## EXERCISE DATA
##########
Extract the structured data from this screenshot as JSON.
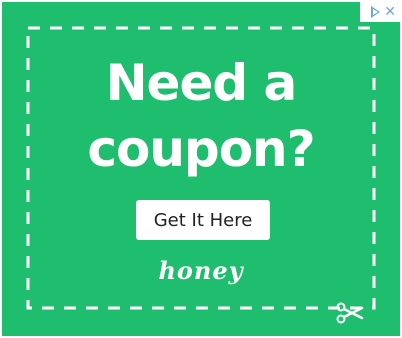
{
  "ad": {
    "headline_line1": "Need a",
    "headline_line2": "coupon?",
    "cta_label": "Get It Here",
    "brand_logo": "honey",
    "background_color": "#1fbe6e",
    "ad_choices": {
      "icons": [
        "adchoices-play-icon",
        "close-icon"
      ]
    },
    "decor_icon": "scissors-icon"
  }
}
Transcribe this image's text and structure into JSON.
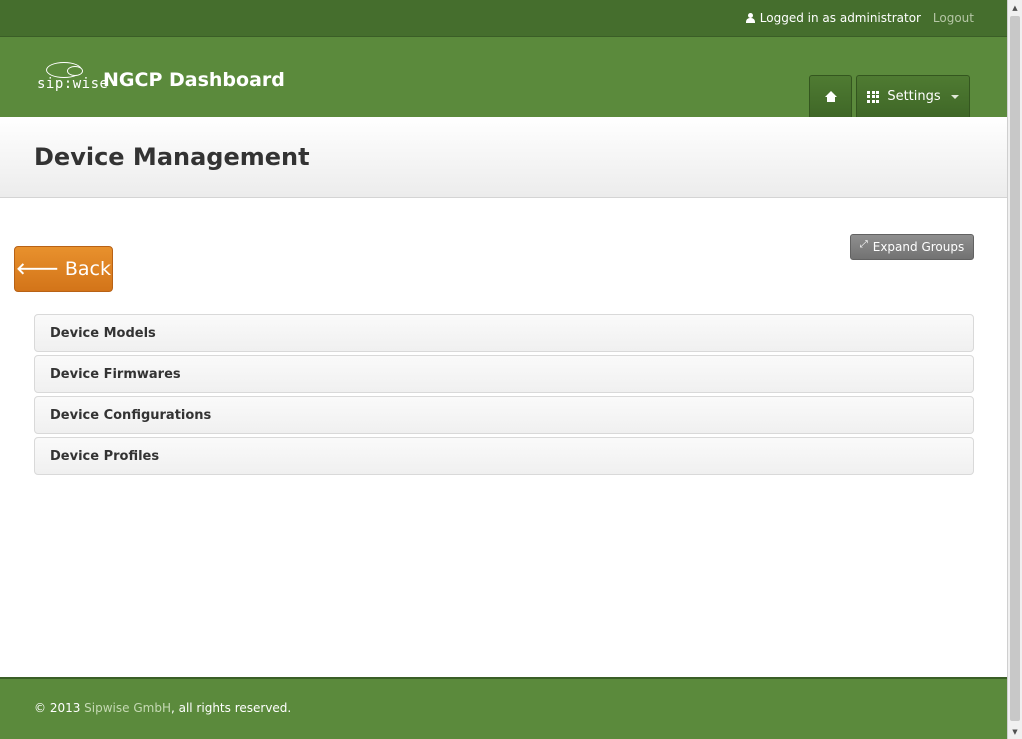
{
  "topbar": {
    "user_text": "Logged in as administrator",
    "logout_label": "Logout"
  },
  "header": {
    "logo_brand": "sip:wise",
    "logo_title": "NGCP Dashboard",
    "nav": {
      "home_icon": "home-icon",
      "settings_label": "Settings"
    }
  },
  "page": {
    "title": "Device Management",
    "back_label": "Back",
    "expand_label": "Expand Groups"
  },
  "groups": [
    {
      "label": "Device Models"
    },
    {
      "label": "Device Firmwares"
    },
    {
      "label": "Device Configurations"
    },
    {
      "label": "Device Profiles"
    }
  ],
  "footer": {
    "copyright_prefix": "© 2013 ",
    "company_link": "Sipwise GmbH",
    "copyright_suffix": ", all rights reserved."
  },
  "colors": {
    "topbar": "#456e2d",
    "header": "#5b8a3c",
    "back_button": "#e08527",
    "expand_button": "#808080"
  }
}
##########
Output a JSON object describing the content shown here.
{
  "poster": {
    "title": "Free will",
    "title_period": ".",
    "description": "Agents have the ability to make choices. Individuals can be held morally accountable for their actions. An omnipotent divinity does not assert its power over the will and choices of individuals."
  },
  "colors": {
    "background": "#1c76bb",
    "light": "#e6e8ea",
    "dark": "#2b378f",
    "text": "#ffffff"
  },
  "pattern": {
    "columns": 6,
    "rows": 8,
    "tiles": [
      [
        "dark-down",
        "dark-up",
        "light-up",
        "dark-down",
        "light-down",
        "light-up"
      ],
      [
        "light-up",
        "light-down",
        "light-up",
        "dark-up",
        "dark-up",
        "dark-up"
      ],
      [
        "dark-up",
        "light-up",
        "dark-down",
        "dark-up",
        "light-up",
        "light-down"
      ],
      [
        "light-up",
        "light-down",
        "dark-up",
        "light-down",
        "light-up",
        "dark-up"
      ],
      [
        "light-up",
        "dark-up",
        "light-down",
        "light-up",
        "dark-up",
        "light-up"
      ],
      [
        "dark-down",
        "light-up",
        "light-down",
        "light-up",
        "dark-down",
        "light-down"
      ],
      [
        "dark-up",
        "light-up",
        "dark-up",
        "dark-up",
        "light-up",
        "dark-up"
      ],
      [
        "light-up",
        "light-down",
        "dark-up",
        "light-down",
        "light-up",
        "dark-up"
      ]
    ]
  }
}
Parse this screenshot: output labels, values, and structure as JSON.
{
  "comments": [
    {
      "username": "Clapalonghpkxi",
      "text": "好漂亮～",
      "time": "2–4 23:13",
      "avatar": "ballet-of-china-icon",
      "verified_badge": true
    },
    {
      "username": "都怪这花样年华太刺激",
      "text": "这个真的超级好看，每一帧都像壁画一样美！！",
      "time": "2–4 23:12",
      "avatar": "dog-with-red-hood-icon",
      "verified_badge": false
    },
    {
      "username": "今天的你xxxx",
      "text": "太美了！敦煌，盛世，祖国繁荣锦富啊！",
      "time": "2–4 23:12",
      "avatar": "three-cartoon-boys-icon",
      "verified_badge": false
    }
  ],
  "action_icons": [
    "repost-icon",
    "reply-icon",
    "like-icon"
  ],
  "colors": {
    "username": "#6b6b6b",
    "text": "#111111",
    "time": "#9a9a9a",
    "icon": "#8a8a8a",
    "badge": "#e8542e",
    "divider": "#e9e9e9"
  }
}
##########
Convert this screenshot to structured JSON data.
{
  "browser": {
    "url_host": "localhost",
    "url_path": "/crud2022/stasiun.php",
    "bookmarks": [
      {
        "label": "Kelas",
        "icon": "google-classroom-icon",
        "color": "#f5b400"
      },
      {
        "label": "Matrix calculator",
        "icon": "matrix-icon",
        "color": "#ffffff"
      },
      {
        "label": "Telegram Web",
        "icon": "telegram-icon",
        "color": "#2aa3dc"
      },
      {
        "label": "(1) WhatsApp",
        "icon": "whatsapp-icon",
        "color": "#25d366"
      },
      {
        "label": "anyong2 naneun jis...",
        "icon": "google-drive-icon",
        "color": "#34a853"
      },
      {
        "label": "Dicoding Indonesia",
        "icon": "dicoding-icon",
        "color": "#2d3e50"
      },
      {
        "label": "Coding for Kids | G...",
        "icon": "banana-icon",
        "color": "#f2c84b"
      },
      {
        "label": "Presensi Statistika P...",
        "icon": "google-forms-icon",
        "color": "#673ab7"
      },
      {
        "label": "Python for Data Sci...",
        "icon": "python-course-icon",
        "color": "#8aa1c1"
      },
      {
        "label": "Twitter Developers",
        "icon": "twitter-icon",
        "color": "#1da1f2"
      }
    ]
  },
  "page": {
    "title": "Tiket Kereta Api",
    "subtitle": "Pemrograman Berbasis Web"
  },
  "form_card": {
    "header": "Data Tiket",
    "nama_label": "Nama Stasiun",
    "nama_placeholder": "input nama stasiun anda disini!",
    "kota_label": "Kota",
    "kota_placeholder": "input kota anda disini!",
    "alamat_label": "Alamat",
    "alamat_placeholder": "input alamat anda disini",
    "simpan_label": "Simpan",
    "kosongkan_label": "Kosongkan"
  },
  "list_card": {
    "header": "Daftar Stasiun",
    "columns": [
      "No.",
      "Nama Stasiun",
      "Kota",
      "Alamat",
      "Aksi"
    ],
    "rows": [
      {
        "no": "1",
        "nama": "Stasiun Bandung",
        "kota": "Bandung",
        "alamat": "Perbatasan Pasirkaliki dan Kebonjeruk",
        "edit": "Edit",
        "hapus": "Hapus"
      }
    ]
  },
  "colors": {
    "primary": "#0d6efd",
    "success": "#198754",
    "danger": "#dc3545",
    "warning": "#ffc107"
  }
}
##########
## INSTRUCTIONS TO FOLLOW
Answer with one number: how many lines of the entries above include the word "anda".

## OUTPUT OF THE TASK
3